#### Problem:
In your copy, leave out the pictures and repeat the entries below exactly.

◆ ◆ ◆ ◆

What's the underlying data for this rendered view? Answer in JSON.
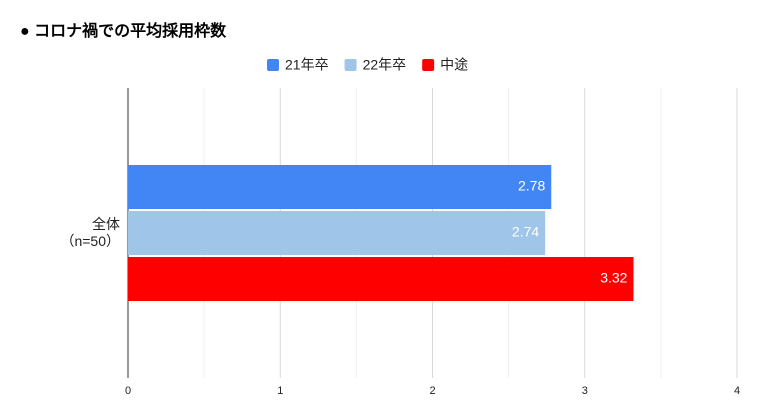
{
  "chart_data": {
    "type": "hbar",
    "title": "● コロナ禍での平均採用枠数",
    "categories": [
      "全体\n（n=50）"
    ],
    "series": [
      {
        "name": "21年卒",
        "color": "#4285f4",
        "values": [
          2.78
        ]
      },
      {
        "name": "22年卒",
        "color": "#9fc5e8",
        "values": [
          2.74
        ]
      },
      {
        "name": "中途",
        "color": "#ff0000",
        "values": [
          3.32
        ]
      }
    ],
    "xlim": [
      0,
      4
    ],
    "xticks": [
      0,
      1,
      2,
      3,
      4
    ],
    "xminor_ticks": [
      0.5,
      1.5,
      2.5,
      3.5
    ],
    "grid": true,
    "legend": "top",
    "value_labels_inside": true
  }
}
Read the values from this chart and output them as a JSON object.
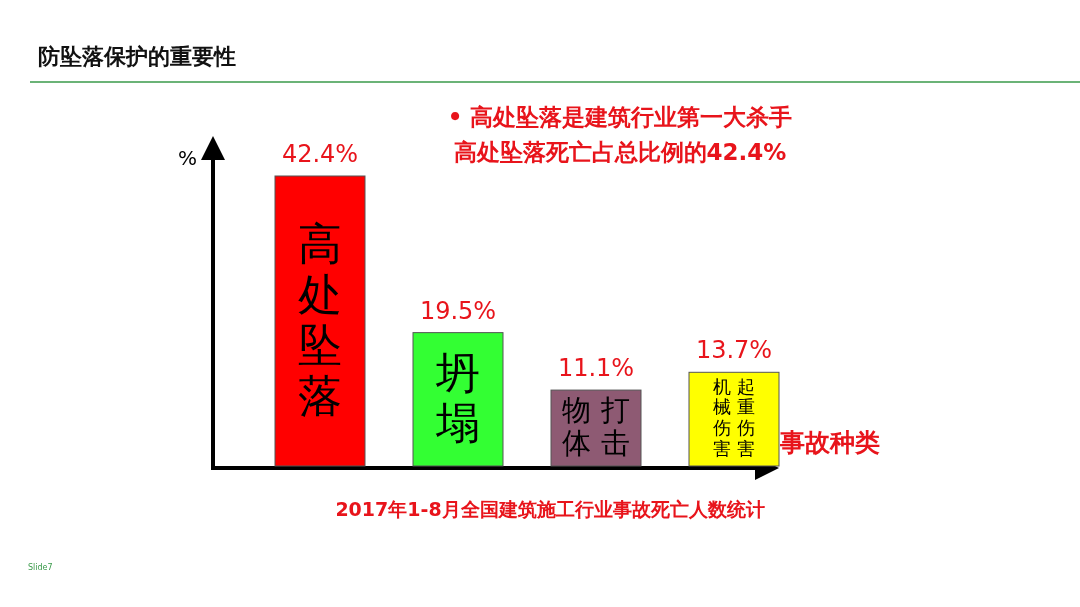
{
  "chart_data": {
    "type": "bar",
    "title": "防坠落保护的重要性",
    "subtitle": "2017年1-8月全国建筑施工行业事故死亡人数统计",
    "xlabel": "事故种类",
    "ylabel": "%",
    "categories": [
      "高处坠落",
      "坍塌",
      "物体打击",
      "机械伤害起重伤害"
    ],
    "values": [
      42.4,
      19.5,
      11.1,
      13.7
    ],
    "colors": [
      "#ff0000",
      "#33ff33",
      "#8e5a73",
      "#ffff00"
    ],
    "value_labels": [
      "42.4%",
      "19.5%",
      "11.1%",
      "13.7%"
    ],
    "annotations": [
      "• 高处坠落是建筑行业第一大杀手",
      "高处坠落死亡占总比例的42.4%",
      "Slide7"
    ]
  }
}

◆ ◆ ◆ ◆

#### Correct output:
What's the underlying data for this rendered view? Answer in JSON.
{
  "chart_data": {
    "type": "hbar",
    "title": "● コロナ禍での平均採用枠数",
    "categories": [
      "全体\n（n=50）"
    ],
    "series": [
      {
        "name": "21年卒",
        "color": "#4285f4",
        "values": [
          2.78
        ]
      },
      {
        "name": "22年卒",
        "color": "#9fc5e8",
        "values": [
          2.74
        ]
      },
      {
        "name": "中途",
        "color": "#ff0000",
        "values": [
          3.32
        ]
      }
    ],
    "xlim": [
      0,
      4
    ],
    "xticks": [
      0,
      1,
      2,
      3,
      4
    ],
    "xminor_ticks": [
      0.5,
      1.5,
      2.5,
      3.5
    ],
    "grid": true,
    "legend": "top",
    "value_labels_inside": true
  }
}
Read the values from this chart and output them as a JSON object.
{
  "chart_data": {
    "type": "bar",
    "title": "防坠落保护的重要性",
    "subtitle": "2017年1-8月全国建筑施工行业事故死亡人数统计",
    "xlabel": "事故种类",
    "ylabel": "%",
    "categories": [
      "高处坠落",
      "坍塌",
      "物体打击",
      "机械伤害起重伤害"
    ],
    "values": [
      42.4,
      19.5,
      11.1,
      13.7
    ],
    "colors": [
      "#ff0000",
      "#33ff33",
      "#8e5a73",
      "#ffff00"
    ],
    "value_labels": [
      "42.4%",
      "19.5%",
      "11.1%",
      "13.7%"
    ],
    "annotations": [
      "• 高处坠落是建筑行业第一大杀手",
      "高处坠落死亡占总比例的42.4%",
      "Slide7"
    ]
  }
}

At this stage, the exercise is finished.